DIRECTION: Below are the records. List every line holding the word "text".

EXTRACTED RECORDS:
================
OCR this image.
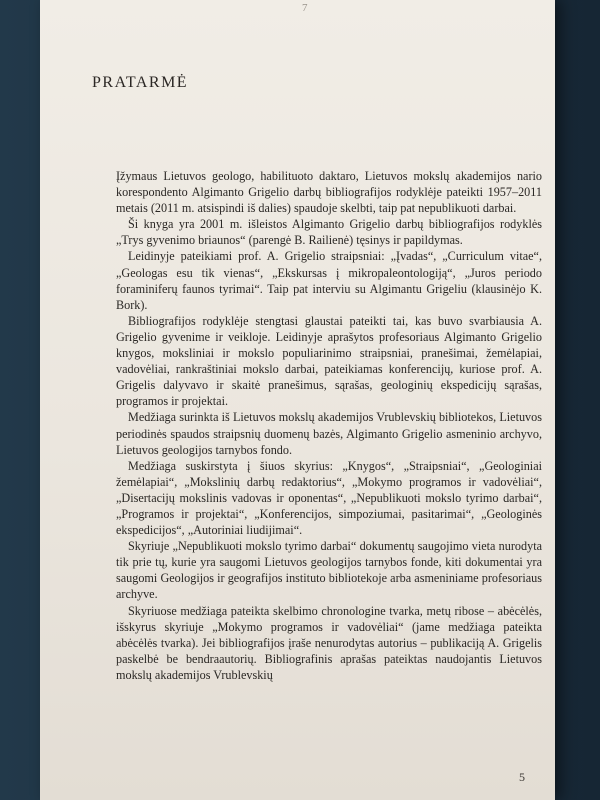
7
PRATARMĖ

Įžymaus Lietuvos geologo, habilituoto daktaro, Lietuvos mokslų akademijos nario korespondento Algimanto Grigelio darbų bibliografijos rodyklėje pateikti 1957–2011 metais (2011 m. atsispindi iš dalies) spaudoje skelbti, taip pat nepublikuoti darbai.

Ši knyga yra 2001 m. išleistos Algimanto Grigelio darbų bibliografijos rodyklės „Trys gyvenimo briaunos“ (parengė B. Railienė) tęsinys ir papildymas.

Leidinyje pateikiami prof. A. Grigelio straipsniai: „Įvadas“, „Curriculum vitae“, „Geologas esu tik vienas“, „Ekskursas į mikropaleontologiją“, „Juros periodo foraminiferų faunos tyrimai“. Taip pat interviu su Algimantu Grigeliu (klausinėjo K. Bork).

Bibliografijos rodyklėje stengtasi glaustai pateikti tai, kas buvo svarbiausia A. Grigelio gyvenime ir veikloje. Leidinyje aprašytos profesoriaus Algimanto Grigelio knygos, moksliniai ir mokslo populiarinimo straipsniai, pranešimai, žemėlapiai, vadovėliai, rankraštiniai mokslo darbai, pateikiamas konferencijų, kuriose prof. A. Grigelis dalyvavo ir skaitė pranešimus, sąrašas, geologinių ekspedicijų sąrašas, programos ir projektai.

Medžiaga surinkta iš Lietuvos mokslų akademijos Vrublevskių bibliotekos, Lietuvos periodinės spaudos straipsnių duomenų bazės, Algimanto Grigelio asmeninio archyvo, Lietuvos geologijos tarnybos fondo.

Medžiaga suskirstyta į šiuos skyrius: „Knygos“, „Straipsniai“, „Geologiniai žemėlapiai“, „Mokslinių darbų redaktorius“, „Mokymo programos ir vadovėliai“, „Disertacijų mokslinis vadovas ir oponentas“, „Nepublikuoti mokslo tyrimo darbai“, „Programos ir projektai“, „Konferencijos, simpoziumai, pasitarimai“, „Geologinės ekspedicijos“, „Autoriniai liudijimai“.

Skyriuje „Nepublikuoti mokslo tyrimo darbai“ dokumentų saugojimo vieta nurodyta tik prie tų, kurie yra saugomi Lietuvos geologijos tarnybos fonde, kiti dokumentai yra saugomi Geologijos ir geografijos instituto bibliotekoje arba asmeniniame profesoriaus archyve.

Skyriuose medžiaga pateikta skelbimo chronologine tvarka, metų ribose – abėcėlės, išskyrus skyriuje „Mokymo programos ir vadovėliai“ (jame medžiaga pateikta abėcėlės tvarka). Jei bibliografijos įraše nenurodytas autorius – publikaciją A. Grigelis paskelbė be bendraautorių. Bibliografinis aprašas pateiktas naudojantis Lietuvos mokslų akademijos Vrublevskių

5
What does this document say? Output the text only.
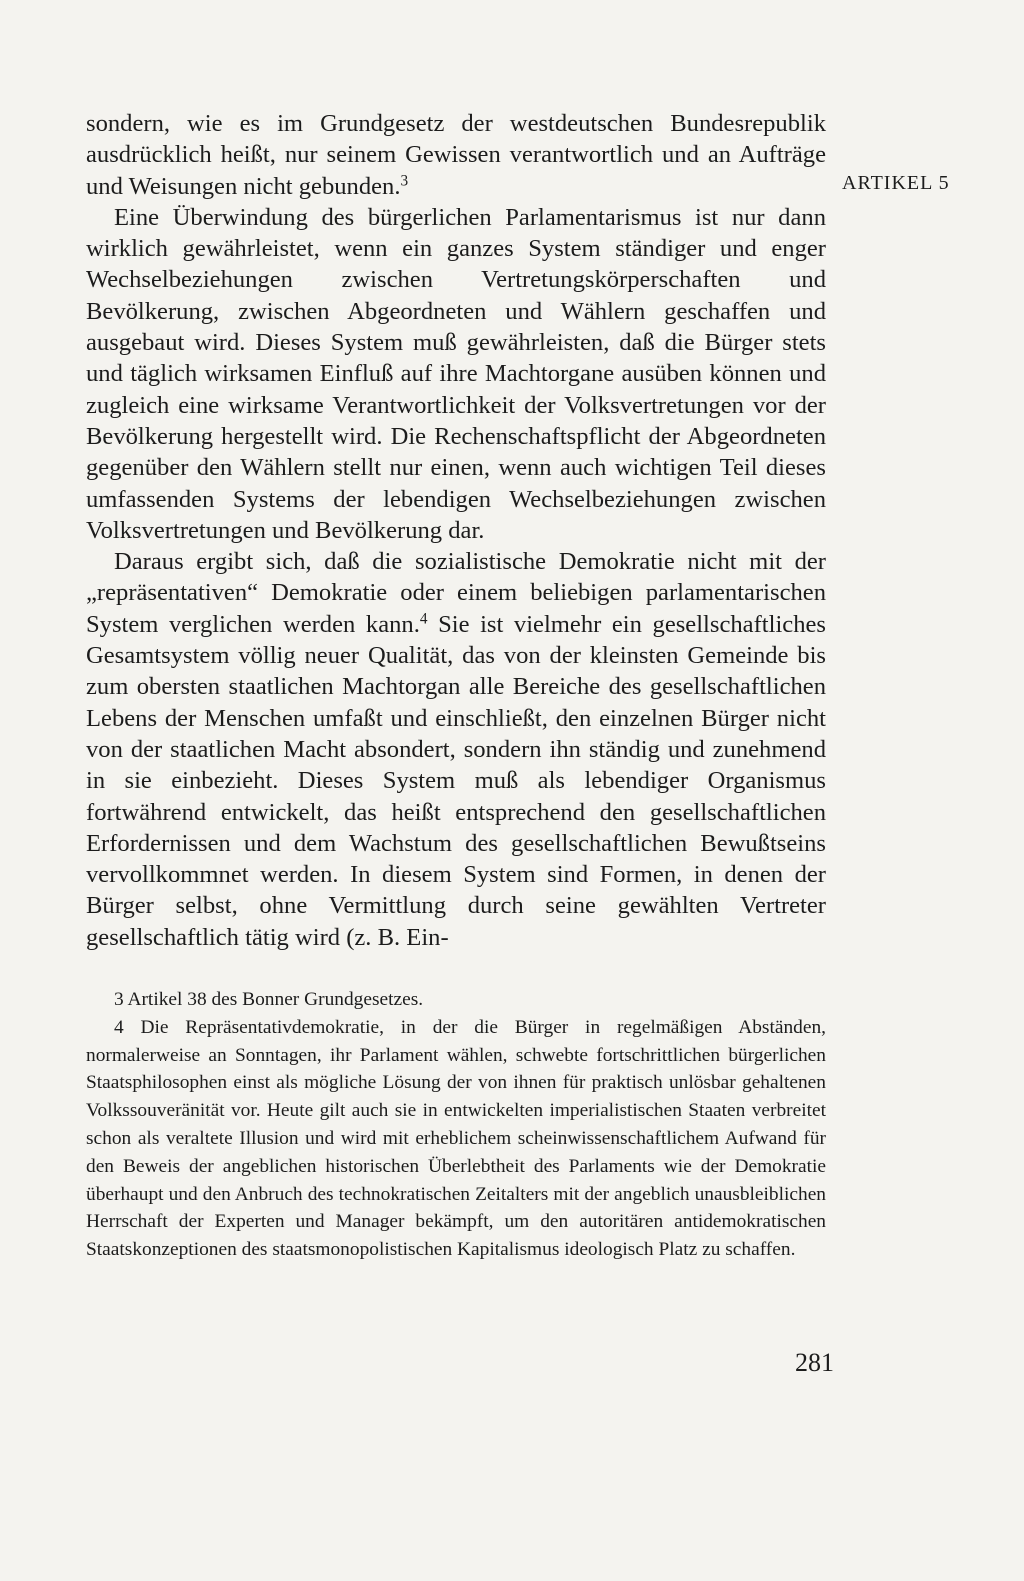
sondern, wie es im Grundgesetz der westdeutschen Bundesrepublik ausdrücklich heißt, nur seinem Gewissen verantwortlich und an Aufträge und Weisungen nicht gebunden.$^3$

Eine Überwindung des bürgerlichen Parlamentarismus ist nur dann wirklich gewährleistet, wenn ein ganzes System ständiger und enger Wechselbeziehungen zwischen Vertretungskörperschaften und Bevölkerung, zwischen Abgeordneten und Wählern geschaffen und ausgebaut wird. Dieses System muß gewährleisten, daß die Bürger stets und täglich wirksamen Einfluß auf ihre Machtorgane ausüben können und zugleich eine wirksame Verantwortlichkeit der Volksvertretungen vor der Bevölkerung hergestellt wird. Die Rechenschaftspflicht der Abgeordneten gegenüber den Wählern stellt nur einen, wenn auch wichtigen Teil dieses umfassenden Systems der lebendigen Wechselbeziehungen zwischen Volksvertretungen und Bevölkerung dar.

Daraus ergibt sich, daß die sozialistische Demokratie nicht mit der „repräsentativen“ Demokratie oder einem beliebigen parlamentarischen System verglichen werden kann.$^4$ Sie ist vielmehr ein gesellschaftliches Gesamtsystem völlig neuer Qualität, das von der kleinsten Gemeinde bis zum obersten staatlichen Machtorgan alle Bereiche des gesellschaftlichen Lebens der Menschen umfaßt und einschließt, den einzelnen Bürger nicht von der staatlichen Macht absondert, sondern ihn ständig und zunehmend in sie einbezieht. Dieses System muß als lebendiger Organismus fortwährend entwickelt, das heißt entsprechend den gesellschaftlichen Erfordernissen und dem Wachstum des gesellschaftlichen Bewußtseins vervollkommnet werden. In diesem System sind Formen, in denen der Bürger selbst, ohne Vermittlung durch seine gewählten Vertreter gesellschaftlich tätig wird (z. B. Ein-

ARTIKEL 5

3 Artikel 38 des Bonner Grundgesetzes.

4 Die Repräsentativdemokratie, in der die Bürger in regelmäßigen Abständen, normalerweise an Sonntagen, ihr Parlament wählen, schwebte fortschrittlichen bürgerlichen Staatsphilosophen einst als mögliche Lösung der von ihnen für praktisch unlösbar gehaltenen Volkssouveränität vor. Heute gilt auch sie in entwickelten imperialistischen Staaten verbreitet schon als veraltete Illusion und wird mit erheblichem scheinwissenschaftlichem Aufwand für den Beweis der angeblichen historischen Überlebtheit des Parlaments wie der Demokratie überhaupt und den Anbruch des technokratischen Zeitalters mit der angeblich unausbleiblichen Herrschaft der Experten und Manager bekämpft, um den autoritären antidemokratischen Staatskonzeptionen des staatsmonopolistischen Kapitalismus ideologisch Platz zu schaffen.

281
================
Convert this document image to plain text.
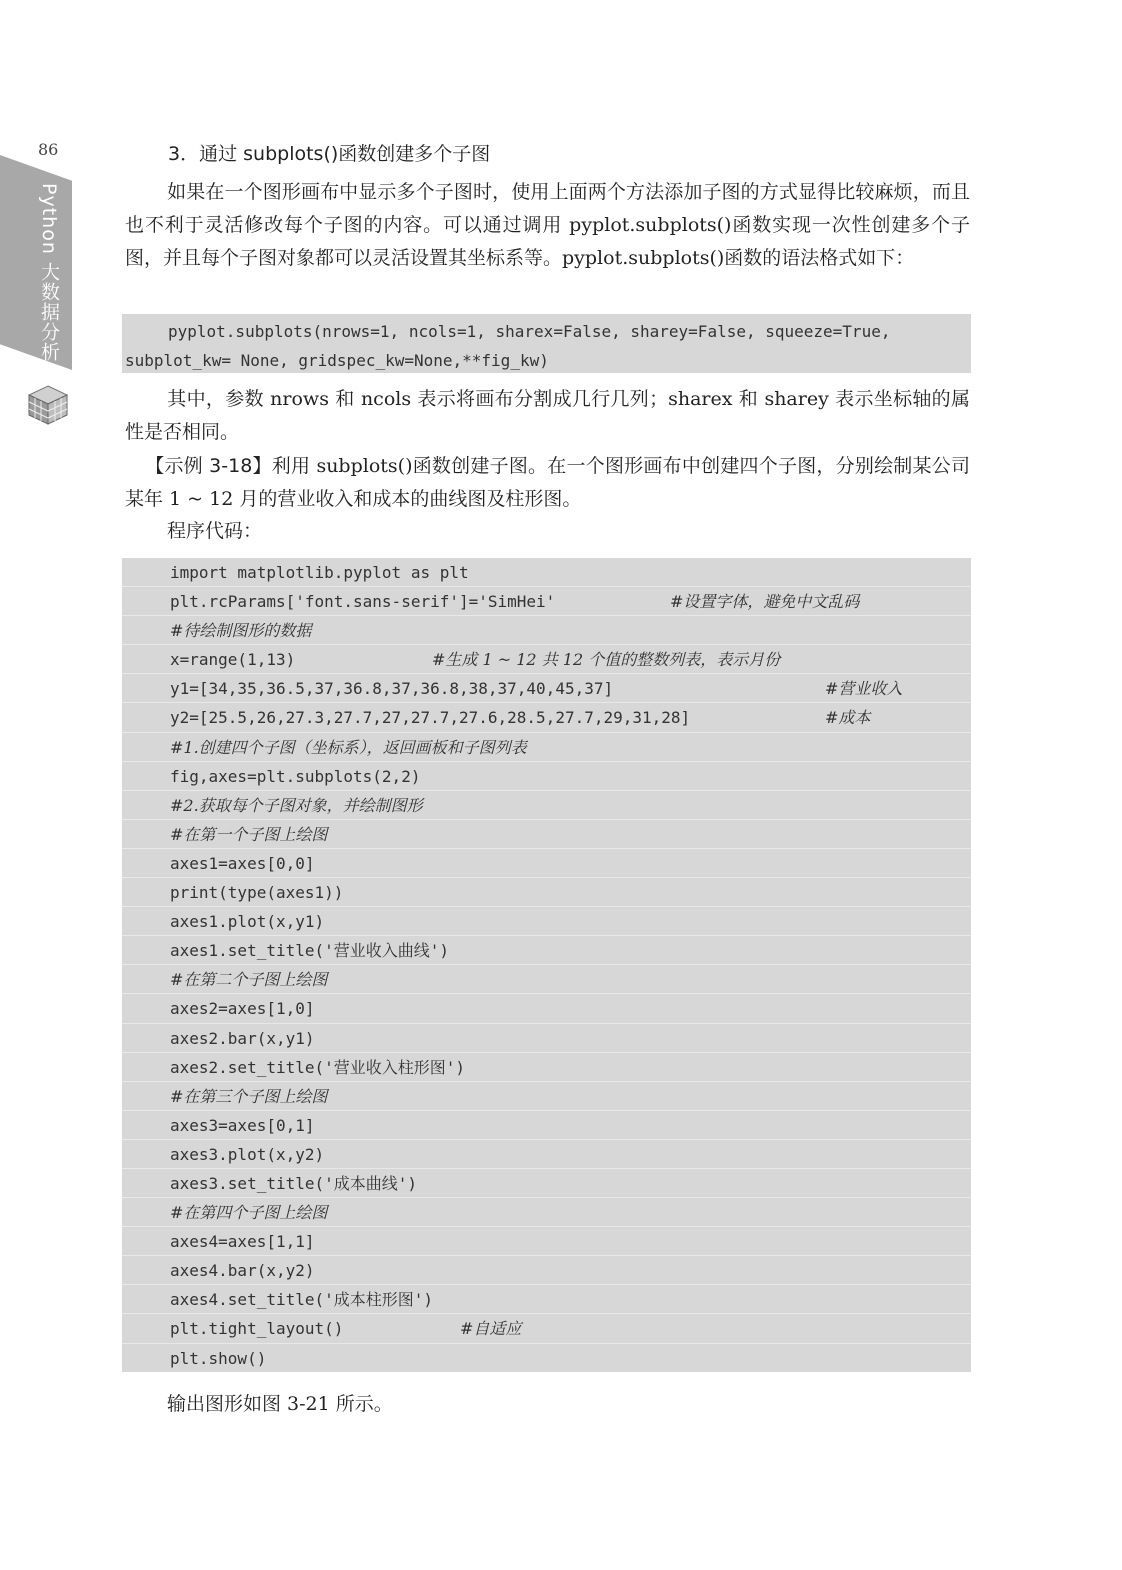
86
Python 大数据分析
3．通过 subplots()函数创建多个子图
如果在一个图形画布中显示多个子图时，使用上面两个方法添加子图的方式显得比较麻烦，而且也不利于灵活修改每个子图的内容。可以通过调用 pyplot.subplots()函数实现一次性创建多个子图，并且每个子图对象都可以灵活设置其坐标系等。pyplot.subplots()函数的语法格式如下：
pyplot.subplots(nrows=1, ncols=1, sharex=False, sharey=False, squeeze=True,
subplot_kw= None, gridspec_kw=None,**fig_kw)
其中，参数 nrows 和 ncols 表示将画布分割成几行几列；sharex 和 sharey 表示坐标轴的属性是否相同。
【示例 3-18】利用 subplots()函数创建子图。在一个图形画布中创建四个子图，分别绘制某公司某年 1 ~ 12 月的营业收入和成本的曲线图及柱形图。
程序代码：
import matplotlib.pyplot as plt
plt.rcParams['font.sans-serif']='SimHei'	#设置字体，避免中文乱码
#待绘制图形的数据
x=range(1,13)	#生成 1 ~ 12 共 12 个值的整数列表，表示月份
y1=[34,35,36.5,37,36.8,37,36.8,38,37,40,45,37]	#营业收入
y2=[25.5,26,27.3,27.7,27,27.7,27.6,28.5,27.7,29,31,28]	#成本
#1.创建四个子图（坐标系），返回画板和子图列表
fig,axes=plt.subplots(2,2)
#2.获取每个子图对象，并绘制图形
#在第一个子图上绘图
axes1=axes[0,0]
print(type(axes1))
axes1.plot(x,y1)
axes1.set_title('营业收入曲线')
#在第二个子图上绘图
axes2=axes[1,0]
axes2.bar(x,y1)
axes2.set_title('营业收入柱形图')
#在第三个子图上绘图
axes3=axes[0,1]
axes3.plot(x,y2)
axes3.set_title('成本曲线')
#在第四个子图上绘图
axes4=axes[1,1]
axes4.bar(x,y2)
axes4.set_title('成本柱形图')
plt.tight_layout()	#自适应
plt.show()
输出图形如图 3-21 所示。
================
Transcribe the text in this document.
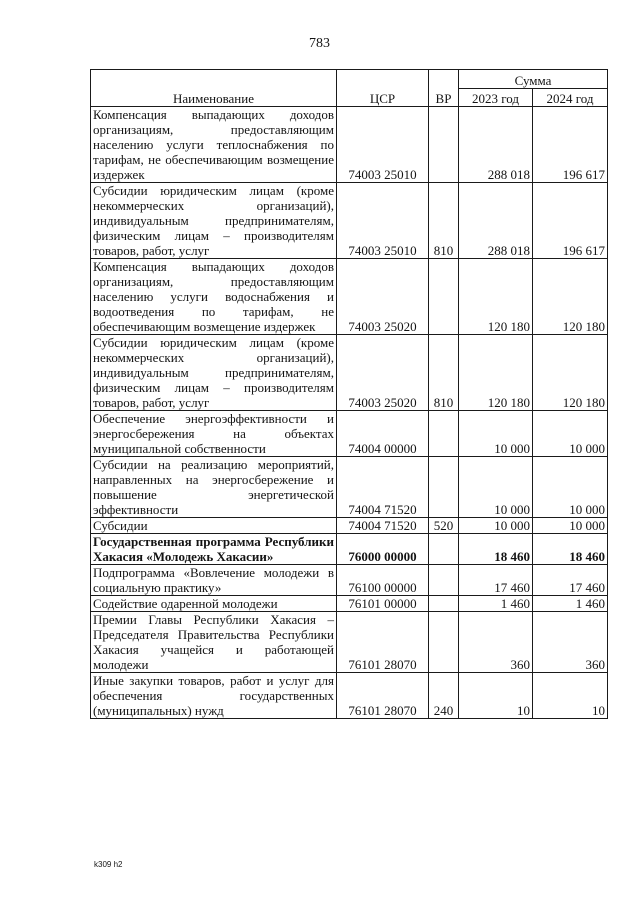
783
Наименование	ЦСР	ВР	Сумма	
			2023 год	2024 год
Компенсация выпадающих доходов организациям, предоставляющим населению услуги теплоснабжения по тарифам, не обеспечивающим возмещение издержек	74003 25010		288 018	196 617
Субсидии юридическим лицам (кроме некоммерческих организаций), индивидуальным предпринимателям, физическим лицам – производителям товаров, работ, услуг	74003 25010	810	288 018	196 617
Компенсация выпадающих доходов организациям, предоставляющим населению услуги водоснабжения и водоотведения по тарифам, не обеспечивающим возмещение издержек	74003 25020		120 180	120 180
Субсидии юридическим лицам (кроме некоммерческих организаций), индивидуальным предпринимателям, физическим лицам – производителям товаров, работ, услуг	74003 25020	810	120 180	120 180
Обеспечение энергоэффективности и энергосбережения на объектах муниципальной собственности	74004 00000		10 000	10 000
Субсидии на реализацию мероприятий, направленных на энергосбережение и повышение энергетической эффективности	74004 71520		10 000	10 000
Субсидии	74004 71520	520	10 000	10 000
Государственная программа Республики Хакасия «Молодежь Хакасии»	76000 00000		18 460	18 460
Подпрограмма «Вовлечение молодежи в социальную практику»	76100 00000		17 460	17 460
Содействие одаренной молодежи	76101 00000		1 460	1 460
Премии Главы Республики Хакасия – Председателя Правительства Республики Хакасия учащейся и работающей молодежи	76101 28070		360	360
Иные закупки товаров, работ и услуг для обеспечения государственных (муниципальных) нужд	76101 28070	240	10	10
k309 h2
================
TASK SOLUTION:
What does this document say? Output the text only.
Convert this document image to plain text.
Transcribe the text in this document.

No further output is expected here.